■ EXERCISE PROMPT:
Identify and reproduce every line holding the string "chevron".

■ INFORMATION SHOWN:
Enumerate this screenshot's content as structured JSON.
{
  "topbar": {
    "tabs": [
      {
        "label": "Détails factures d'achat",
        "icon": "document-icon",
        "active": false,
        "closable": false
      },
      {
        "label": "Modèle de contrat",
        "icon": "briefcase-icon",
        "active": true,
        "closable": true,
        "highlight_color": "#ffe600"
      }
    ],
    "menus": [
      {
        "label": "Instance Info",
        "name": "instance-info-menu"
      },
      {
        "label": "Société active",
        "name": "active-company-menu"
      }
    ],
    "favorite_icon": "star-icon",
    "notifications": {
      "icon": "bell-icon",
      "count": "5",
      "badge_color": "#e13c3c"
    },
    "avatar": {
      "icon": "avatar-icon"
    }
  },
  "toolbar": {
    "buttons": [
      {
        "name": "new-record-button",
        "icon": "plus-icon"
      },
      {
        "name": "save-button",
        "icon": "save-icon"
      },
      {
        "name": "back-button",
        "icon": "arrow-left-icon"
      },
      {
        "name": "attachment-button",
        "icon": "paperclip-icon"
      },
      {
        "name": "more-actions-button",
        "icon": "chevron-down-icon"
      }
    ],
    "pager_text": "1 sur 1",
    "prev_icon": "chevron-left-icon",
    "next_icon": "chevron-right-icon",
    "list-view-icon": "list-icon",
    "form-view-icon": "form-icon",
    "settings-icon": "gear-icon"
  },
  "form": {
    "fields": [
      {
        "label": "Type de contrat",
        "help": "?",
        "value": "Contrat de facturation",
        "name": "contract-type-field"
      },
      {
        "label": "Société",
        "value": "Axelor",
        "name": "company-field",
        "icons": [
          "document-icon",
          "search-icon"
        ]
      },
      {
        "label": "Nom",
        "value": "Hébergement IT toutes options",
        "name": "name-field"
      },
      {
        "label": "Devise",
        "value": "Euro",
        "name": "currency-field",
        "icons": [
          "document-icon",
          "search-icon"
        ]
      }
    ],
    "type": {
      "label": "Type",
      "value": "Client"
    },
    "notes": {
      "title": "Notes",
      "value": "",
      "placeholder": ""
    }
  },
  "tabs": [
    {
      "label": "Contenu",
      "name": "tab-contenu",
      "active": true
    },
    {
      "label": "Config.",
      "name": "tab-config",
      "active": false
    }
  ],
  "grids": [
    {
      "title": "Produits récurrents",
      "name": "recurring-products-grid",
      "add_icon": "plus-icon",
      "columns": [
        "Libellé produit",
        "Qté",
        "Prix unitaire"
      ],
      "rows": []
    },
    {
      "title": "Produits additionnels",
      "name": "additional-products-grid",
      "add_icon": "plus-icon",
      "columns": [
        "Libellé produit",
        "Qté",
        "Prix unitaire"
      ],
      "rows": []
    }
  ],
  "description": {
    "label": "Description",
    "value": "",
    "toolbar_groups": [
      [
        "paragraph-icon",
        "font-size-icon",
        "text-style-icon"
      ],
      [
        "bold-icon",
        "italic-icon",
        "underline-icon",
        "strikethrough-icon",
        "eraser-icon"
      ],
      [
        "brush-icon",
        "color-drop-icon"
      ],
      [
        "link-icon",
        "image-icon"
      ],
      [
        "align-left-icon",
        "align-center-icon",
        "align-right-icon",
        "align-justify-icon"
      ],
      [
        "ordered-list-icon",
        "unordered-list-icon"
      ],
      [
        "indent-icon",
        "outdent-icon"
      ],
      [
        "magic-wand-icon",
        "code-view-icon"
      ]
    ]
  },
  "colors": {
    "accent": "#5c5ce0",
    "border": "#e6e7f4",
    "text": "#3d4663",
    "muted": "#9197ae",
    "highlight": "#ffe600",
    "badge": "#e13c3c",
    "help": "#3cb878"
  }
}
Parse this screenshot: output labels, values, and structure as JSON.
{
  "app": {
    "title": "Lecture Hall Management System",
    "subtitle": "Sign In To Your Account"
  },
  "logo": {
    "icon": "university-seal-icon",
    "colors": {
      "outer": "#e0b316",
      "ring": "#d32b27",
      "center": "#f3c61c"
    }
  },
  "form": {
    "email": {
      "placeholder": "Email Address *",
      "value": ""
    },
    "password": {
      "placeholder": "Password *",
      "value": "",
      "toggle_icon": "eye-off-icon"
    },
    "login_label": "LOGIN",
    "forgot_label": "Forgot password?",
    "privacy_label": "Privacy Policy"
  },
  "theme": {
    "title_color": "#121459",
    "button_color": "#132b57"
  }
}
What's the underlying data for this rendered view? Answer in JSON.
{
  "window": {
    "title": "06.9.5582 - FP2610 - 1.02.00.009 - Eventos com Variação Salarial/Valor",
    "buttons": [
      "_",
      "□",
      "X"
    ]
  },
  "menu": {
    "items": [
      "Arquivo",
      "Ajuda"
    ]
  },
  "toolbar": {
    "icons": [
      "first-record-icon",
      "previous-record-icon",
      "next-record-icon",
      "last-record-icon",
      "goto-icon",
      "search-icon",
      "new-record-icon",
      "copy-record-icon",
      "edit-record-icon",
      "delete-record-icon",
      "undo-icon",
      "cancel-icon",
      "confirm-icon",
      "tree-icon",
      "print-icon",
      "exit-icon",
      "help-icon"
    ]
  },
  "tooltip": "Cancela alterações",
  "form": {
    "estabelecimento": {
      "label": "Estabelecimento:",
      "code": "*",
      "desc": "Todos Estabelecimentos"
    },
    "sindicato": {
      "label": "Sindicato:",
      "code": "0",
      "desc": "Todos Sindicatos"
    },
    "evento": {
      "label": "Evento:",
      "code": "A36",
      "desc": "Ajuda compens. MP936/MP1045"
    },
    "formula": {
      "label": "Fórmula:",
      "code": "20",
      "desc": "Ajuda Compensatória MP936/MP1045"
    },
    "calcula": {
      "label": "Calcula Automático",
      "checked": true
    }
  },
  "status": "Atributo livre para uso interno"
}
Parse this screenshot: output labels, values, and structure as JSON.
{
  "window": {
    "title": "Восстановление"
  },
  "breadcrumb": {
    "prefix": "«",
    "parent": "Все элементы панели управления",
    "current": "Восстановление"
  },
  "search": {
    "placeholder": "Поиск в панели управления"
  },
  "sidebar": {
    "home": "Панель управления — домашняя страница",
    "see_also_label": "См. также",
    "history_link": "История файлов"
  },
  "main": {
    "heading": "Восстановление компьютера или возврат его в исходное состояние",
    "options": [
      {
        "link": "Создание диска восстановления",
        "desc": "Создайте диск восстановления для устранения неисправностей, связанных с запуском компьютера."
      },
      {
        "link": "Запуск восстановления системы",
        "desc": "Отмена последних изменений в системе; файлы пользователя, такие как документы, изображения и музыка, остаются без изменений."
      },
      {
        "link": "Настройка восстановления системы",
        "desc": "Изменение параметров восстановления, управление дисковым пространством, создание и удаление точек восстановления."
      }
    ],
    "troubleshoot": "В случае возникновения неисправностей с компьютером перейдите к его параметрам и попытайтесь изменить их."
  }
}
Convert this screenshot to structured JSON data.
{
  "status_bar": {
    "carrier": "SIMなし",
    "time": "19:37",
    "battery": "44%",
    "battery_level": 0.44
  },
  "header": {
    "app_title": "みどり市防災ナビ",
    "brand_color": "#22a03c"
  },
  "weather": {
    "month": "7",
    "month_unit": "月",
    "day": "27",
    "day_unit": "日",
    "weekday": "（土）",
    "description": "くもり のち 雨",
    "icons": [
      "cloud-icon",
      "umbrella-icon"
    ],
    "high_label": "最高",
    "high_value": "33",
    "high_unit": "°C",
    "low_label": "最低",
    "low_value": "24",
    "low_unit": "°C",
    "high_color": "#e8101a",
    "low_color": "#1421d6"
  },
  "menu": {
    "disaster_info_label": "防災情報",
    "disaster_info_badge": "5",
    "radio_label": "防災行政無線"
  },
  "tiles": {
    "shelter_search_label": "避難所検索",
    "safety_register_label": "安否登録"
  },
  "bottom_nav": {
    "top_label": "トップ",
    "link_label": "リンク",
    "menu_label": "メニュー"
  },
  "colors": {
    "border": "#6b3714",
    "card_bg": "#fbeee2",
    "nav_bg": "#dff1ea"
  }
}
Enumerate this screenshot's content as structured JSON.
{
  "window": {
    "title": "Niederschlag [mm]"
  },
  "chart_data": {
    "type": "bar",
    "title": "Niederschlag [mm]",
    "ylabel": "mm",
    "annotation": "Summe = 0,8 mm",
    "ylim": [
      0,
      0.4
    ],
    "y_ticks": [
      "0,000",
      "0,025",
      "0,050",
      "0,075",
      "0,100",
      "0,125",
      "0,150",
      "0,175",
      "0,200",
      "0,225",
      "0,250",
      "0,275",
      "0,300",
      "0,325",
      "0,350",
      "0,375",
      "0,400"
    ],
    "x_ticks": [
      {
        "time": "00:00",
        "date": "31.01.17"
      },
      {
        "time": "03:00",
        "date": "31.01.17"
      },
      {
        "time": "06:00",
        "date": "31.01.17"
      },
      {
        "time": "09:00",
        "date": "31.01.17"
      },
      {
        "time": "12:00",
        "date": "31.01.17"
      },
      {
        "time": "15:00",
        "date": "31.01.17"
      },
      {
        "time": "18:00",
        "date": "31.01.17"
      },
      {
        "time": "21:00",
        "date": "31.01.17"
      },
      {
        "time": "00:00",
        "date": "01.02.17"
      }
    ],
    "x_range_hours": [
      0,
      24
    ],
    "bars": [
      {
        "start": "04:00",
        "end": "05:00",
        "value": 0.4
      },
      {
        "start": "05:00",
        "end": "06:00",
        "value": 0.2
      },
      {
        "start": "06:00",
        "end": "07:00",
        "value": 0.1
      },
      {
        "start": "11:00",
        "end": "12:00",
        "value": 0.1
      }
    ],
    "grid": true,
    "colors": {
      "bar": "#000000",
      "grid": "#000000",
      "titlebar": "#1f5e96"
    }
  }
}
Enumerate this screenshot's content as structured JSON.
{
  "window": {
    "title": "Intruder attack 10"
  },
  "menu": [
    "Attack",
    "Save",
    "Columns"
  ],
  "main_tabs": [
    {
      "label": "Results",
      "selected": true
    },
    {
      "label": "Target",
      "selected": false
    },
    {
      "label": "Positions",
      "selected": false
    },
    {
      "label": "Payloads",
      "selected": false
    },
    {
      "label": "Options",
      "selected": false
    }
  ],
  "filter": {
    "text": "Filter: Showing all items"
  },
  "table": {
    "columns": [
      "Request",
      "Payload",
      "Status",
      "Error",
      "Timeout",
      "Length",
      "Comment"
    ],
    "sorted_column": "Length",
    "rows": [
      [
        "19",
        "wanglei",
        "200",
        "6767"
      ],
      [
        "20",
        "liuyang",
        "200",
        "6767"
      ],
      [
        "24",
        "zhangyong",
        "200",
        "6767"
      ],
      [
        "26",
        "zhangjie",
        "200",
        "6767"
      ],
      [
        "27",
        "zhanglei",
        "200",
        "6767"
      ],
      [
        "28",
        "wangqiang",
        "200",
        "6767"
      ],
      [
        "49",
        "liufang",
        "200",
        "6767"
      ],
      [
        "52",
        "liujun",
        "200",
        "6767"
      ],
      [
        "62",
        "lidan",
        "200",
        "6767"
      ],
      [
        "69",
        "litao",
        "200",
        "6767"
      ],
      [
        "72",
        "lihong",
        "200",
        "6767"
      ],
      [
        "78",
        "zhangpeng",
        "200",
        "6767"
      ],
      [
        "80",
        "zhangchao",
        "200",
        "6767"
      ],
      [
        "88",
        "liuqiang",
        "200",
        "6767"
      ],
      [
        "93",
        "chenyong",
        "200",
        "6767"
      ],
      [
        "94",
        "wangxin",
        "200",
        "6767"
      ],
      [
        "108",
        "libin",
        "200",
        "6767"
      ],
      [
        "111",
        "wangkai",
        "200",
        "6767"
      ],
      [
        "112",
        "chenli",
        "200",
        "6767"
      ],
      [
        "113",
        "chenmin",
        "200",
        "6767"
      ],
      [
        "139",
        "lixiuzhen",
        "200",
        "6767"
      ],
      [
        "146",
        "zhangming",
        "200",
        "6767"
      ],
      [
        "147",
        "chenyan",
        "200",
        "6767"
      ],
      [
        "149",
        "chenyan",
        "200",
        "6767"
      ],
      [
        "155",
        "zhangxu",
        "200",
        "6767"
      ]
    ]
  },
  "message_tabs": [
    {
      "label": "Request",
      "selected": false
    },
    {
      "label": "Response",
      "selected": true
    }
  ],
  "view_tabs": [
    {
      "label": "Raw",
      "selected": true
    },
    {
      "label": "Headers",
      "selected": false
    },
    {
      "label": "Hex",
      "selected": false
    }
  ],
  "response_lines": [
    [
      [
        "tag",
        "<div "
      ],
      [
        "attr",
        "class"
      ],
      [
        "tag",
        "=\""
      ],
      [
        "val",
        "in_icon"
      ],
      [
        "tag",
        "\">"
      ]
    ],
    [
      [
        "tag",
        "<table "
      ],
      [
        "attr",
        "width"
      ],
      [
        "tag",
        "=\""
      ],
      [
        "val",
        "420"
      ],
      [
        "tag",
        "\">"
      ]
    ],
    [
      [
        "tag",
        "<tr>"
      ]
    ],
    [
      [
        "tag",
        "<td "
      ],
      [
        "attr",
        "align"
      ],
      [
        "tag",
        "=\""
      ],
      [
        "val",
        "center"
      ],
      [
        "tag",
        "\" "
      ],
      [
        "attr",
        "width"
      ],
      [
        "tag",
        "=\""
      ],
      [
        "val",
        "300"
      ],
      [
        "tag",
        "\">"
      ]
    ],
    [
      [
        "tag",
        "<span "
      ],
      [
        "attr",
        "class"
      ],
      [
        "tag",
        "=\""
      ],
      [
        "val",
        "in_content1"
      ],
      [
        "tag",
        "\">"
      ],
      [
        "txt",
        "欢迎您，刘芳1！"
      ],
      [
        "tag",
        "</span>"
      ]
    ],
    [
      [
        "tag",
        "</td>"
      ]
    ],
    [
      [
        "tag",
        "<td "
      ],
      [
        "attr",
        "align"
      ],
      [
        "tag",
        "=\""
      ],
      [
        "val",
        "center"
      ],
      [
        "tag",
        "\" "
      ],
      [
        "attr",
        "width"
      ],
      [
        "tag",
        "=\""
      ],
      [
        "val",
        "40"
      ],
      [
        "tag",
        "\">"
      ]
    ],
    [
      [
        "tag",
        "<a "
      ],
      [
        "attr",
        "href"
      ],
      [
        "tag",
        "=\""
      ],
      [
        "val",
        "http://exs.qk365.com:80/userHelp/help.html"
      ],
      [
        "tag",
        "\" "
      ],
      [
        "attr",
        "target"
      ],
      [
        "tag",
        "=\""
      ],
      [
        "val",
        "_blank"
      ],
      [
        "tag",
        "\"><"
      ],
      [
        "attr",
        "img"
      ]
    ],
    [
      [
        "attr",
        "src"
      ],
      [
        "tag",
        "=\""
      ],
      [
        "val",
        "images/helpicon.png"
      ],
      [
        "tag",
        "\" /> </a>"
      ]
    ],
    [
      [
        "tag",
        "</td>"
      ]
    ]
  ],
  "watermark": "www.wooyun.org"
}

■ EXERCISE SOLUTION:
        "icon": "chevron-down-icon"
    "prev_icon": "chevron-left-icon",
    "next_icon": "chevron-right-icon",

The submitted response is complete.